### Provided material
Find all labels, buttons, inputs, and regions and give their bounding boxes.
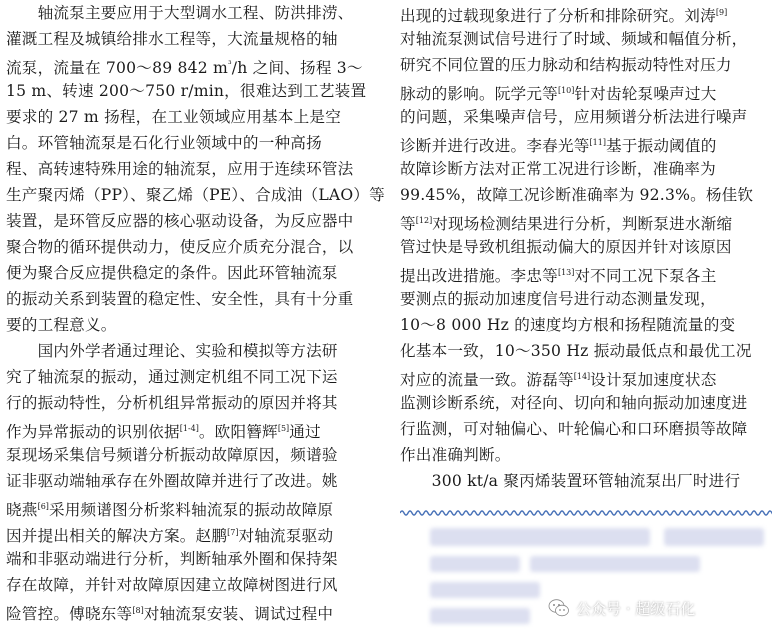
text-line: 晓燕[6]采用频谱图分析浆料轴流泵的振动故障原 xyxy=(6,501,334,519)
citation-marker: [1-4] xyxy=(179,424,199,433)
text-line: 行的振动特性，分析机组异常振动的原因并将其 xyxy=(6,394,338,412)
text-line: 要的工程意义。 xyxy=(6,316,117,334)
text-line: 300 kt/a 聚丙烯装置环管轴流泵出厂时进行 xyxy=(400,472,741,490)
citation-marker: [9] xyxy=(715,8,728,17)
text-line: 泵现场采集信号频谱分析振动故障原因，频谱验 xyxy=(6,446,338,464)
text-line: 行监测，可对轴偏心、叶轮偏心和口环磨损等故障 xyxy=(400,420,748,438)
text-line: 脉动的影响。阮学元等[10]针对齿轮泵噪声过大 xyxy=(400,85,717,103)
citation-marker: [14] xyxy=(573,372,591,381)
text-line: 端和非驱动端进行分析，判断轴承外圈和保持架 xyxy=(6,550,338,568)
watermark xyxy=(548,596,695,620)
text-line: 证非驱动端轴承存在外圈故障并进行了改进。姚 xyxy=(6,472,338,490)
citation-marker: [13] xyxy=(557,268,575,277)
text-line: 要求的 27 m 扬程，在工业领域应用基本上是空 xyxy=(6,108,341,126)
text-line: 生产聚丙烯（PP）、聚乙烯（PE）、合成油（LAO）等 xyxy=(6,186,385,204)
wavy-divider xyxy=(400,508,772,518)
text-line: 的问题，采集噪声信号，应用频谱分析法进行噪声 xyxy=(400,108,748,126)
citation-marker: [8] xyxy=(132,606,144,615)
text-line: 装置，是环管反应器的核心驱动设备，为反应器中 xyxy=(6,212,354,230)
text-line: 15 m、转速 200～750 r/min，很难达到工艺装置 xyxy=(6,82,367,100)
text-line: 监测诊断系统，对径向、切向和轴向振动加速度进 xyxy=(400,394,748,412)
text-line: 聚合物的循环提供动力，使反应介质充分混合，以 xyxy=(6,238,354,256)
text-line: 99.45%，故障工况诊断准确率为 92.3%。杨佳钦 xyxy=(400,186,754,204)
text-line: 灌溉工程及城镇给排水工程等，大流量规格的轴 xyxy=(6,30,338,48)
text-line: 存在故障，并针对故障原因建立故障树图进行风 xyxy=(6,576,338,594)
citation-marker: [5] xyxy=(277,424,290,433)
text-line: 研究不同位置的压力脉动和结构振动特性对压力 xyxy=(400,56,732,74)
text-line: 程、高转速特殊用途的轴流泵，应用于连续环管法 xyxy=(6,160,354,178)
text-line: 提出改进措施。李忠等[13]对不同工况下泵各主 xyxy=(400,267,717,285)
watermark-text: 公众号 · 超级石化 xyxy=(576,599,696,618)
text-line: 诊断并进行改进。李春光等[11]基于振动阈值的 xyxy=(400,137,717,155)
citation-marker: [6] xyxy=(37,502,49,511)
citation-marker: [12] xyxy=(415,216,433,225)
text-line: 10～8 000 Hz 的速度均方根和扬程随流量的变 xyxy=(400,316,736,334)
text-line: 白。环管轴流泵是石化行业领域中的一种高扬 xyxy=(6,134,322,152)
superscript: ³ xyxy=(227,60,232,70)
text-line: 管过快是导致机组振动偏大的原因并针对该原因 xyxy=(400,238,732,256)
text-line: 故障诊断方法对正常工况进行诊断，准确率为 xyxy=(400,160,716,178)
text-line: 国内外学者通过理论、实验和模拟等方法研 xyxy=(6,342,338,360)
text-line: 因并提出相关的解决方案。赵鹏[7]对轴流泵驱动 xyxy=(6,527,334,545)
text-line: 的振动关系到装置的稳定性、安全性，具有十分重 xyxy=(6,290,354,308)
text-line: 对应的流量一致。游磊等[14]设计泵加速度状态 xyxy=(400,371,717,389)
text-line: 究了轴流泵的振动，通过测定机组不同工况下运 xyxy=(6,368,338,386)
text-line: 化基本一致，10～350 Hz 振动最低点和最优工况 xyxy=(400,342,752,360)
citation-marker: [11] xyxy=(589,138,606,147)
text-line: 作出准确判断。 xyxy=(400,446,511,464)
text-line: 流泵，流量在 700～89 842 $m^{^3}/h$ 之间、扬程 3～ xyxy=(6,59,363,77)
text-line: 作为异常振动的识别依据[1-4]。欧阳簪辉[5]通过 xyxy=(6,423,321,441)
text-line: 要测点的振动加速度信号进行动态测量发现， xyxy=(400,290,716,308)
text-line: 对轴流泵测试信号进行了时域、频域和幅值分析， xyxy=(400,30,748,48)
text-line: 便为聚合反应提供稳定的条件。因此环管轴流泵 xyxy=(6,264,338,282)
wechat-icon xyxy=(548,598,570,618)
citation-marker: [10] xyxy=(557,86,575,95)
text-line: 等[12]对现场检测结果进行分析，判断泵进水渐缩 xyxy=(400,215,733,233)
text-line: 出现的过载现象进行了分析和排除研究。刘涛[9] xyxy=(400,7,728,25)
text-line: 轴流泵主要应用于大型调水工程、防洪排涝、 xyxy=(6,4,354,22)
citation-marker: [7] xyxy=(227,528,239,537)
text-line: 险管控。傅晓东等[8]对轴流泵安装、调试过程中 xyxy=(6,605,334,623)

### What to work on
Could you convert the records above into a numbered list, skipping any blank lines and leaving the pictures out of the answer?

### Answer for the task
1. Find all labels, buttons, inputs, and regions and give their bounding boxes.
2. text-line: 晓燕[6]采用频谱图分析浆料轴流泵的振动故障原 xyxy=(6,501,334,519)
3. citation-marker: [1-4] xyxy=(179,424,199,433)
4. text-line: 行的振动特性，分析机组异常振动的原因并将其 xyxy=(6,394,338,412)
5. text-line: 要的工程意义。 xyxy=(6,316,117,334)
6. text-line: 300 kt/a 聚丙烯装置环管轴流泵出厂时进行 xyxy=(400,472,741,490)
7. citation-marker: [9] xyxy=(715,8,728,17)
8. text-line: 泵现场采集信号频谱分析振动故障原因，频谱验 xyxy=(6,446,338,464)
9. text-line: 行监测，可对轴偏心、叶轮偏心和口环磨损等故障 xyxy=(400,420,748,438)
10. text-line: 脉动的影响。阮学元等[10]针对齿轮泵噪声过大 xyxy=(400,85,717,103)
11. citation-marker: [14] xyxy=(573,372,591,381)
12. text-line: 端和非驱动端进行分析，判断轴承外圈和保持架 xyxy=(6,550,338,568)
13. watermark xyxy=(548,596,695,620)
14. text-line: 证非驱动端轴承存在外圈故障并进行了改进。姚 xyxy=(6,472,338,490)
15. citation-marker: [13] xyxy=(557,268,575,277)
16. text-line: 要求的 27 m 扬程，在工业领域应用基本上是空 xyxy=(6,108,341,126)
17. text-line: 生产聚丙烯（PP）、聚乙烯（PE）、合成油（LAO）等 xyxy=(6,186,385,204)
18. wavy-divider xyxy=(400,508,772,518)
19. text-line: 的问题，采集噪声信号，应用频谱分析法进行噪声 xyxy=(400,108,748,126)
20. citation-marker: [8] xyxy=(132,606,144,615)
21. text-line: 装置，是环管反应器的核心驱动设备，为反应器中 xyxy=(6,212,354,230)
22. text-line: 15 m、转速 200～750 r/min，很难达到工艺装置 xyxy=(6,82,367,100)
23. text-line: 监测诊断系统，对径向、切向和轴向振动加速度进 xyxy=(400,394,748,412)
24. text-line: 聚合物的循环提供动力，使反应介质充分混合，以 xyxy=(6,238,354,256)
25. text-line: 99.45%，故障工况诊断准确率为 92.3%。杨佳钦 xyxy=(400,186,754,204)
26. text-line: 灌溉工程及城镇给排水工程等，大流量规格的轴 xyxy=(6,30,338,48)
27. text-line: 存在故障，并针对故障原因建立故障树图进行风 xyxy=(6,576,338,594)
28. citation-marker: [5] xyxy=(277,424,290,433)
29. text-line: 研究不同位置的压力脉动和结构振动特性对压力 xyxy=(400,56,732,74)
30. text-line: 程、高转速特殊用途的轴流泵，应用于连续环管法 xyxy=(6,160,354,178)
31. text-line: 提出改进措施。李忠等[13]对不同工况下泵各主 xyxy=(400,267,717,285)
32. watermark-text: 公众号 · 超级石化 xyxy=(576,599,696,618)
33. text-line: 诊断并进行改进。李春光等[11]基于振动阈值的 xyxy=(400,137,717,155)
34. citation-marker: [6] xyxy=(37,502,49,511)
35. citation-marker: [12] xyxy=(415,216,433,225)
36. text-line: 10～8 000 Hz 的速度均方根和扬程随流量的变 xyxy=(400,316,736,334)
37. text-line: 白。环管轴流泵是石化行业领域中的一种高扬 xyxy=(6,134,322,152)
38. superscript: ³ xyxy=(227,60,232,70)
39. text-line: 管过快是导致机组振动偏大的原因并针对该原因 xyxy=(400,238,732,256)
40. text-line: 故障诊断方法对正常工况进行诊断，准确率为 xyxy=(400,160,716,178)
41. text-line: 国内外学者通过理论、实验和模拟等方法研 xyxy=(6,342,338,360)
42. text-line: 因并提出相关的解决方案。赵鹏[7]对轴流泵驱动 xyxy=(6,527,334,545)
43. text-line: 的振动关系到装置的稳定性、安全性，具有十分重 xyxy=(6,290,354,308)
44. text-line: 对应的流量一致。游磊等[14]设计泵加速度状态 xyxy=(400,371,717,389)
45. text-line: 究了轴流泵的振动，通过测定机组不同工况下运 xyxy=(6,368,338,386)
46. text-line: 化基本一致，10～350 Hz 振动最低点和最优工况 xyxy=(400,342,752,360)
47. citation-marker: [11] xyxy=(589,138,606,147)
48. text-line: 作出准确判断。 xyxy=(400,446,511,464)
49. text-line: 流泵，流量在 700～89 842 $m^{^3}/h$ 之间、扬程 3～ xyxy=(6,59,363,77)
50. text-line: 作为异常振动的识别依据[1-4]。欧阳簪辉[5]通过 xyxy=(6,423,321,441)
51. text-line: 要测点的振动加速度信号进行动态测量发现， xyxy=(400,290,716,308)
52. text-line: 对轴流泵测试信号进行了时域、频域和幅值分析， xyxy=(400,30,748,48)
53. text-line: 便为聚合反应提供稳定的条件。因此环管轴流泵 xyxy=(6,264,338,282)
54. wechat-icon xyxy=(548,598,570,618)
55. citation-marker: [10] xyxy=(557,86,575,95)
56. text-line: 等[12]对现场检测结果进行分析，判断泵进水渐缩 xyxy=(400,215,733,233)
57. text-line: 出现的过载现象进行了分析和排除研究。刘涛[9] xyxy=(400,7,728,25)
58. text-line: 轴流泵主要应用于大型调水工程、防洪排涝、 xyxy=(6,4,354,22)
59. citation-marker: [7] xyxy=(227,528,239,537)
60. text-line: 险管控。傅晓东等[8]对轴流泵安装、调试过程中 xyxy=(6,605,334,623)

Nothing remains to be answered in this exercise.